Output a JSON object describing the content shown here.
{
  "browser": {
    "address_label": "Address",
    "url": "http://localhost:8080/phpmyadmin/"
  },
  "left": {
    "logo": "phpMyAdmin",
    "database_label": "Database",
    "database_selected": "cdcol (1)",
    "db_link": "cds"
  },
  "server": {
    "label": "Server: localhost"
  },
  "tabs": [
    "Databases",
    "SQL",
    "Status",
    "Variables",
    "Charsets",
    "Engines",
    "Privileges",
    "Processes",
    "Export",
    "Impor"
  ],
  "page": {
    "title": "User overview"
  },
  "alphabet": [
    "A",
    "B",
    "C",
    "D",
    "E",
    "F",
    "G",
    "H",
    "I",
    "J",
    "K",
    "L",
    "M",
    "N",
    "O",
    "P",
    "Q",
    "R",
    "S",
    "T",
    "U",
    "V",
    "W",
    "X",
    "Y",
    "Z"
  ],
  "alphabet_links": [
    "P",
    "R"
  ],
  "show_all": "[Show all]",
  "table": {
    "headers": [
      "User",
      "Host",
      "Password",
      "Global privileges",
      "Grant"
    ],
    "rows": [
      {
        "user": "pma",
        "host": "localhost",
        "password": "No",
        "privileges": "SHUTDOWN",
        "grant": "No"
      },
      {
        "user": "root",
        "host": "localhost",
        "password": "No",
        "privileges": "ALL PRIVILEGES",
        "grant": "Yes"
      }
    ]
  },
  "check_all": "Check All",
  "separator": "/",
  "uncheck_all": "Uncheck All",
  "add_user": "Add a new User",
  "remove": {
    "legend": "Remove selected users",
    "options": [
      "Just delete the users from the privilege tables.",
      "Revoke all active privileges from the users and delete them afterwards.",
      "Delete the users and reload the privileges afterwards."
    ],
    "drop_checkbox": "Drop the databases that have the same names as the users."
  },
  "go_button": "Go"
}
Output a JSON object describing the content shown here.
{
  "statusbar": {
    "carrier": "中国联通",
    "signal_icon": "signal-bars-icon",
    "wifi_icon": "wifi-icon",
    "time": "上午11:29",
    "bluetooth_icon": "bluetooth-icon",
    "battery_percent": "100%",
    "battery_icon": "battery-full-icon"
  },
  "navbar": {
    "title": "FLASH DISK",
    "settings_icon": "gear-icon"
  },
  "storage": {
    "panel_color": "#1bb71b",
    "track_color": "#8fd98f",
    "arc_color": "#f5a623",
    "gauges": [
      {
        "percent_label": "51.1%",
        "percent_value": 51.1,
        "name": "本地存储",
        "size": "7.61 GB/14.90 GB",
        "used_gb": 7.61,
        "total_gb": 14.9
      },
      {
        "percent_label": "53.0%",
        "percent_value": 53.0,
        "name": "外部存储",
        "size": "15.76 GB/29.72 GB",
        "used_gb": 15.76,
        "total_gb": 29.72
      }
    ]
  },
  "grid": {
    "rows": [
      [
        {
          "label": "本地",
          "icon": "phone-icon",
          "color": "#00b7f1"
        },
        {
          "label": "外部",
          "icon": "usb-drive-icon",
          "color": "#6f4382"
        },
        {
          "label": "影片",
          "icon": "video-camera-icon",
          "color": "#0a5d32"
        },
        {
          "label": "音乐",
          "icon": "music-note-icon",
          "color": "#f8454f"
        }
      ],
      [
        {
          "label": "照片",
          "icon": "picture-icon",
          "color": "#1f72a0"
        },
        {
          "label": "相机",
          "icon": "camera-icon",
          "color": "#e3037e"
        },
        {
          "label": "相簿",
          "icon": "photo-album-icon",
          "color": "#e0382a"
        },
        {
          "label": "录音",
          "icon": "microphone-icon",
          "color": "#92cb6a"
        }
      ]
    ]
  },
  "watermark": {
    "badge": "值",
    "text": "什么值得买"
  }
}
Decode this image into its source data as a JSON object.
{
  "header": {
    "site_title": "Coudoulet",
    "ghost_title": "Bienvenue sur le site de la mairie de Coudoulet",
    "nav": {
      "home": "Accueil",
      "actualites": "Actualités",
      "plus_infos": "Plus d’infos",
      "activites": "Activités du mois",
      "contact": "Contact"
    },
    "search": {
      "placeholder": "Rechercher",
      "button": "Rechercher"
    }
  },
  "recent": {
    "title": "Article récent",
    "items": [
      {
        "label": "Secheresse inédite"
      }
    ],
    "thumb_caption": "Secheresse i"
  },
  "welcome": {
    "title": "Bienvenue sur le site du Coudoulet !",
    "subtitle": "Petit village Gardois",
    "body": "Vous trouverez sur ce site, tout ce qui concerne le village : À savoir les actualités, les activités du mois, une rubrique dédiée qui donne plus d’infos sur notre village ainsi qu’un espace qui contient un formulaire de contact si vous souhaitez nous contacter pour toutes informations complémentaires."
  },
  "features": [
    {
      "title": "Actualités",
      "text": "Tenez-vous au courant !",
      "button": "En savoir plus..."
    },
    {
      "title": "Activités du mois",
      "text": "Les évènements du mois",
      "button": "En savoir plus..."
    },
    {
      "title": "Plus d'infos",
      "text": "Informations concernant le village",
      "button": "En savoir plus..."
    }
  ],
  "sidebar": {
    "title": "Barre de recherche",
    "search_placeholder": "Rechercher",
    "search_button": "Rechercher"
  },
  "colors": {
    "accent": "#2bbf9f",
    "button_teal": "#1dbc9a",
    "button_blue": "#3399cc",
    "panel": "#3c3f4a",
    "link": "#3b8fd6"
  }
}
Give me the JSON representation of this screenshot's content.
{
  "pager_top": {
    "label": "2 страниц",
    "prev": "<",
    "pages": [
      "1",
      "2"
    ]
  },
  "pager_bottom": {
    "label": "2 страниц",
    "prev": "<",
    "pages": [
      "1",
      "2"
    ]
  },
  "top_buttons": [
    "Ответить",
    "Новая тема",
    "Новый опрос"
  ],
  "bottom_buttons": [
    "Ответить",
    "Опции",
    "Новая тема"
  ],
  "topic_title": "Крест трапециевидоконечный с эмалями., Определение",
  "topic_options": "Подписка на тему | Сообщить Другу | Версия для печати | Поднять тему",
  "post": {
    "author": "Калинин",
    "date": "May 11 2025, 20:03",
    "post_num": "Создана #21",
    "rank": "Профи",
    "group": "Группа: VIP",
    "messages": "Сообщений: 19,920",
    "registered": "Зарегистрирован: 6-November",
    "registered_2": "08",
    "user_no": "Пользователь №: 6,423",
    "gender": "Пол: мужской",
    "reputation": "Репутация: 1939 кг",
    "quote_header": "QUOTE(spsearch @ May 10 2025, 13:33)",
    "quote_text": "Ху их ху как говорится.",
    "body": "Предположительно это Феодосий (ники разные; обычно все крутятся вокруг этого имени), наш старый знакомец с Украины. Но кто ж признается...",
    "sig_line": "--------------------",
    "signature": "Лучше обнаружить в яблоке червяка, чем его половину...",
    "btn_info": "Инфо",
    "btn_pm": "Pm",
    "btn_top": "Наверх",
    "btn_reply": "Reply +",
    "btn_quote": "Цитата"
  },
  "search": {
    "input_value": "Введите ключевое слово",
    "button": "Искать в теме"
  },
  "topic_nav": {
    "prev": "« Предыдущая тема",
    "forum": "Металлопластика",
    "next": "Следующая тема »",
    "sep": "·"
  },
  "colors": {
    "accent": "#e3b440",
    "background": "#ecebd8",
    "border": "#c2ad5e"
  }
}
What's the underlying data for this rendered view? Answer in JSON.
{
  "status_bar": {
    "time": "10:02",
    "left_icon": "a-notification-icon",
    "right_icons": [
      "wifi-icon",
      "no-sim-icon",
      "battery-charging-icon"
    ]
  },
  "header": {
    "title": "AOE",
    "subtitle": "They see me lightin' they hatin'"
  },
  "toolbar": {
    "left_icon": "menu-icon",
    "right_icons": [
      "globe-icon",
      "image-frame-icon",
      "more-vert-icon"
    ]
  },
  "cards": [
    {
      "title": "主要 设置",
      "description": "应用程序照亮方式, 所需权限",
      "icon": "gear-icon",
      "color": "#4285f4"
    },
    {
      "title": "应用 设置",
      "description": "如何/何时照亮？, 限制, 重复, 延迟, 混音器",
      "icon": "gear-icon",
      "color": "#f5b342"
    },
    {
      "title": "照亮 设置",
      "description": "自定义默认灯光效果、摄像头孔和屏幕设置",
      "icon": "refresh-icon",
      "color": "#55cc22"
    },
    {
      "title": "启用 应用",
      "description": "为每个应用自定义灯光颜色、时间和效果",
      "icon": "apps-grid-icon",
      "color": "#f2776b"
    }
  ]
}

WHAT IS ASKED
Spot every line that holds "infos" and copy it.

COMPLETED EXERCISE
      "plus_infos": "Plus d’infos",
    "body": "Vous trouverez sur ce site, tout ce qui concerne le village : À savoir les actualités, les activités du mois, une rubrique dédiée qui donne plus d’infos sur notre village ainsi qu’un espace qui contient un formulaire de contact si vous souhaitez nous contacter pour toutes informations complémentaires."
      "title": "Plus d'infos",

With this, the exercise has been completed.